**MATERIAL FOR THIS TASK:**

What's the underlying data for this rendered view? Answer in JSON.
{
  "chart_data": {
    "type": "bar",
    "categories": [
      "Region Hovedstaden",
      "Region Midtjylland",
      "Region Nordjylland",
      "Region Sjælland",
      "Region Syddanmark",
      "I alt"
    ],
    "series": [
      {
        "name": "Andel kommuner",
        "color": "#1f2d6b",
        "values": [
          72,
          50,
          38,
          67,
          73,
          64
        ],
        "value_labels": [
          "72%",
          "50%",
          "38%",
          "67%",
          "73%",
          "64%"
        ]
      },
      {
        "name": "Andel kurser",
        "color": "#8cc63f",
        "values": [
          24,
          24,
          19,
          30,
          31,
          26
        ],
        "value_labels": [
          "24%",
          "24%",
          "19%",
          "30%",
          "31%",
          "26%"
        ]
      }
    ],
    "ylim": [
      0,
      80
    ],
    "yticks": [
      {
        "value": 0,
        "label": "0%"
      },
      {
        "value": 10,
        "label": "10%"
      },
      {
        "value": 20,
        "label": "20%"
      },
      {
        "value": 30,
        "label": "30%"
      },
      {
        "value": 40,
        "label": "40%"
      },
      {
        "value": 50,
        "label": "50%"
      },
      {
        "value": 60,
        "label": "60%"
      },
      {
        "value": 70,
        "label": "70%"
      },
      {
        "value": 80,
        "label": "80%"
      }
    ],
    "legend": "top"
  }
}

**TASK PROMPT:**
Search the data above for the word "name", then gather each line in which it appears.

**WORKED ANSWER:**
        "name": "Andel kommuner",
        "name": "Andel kurser",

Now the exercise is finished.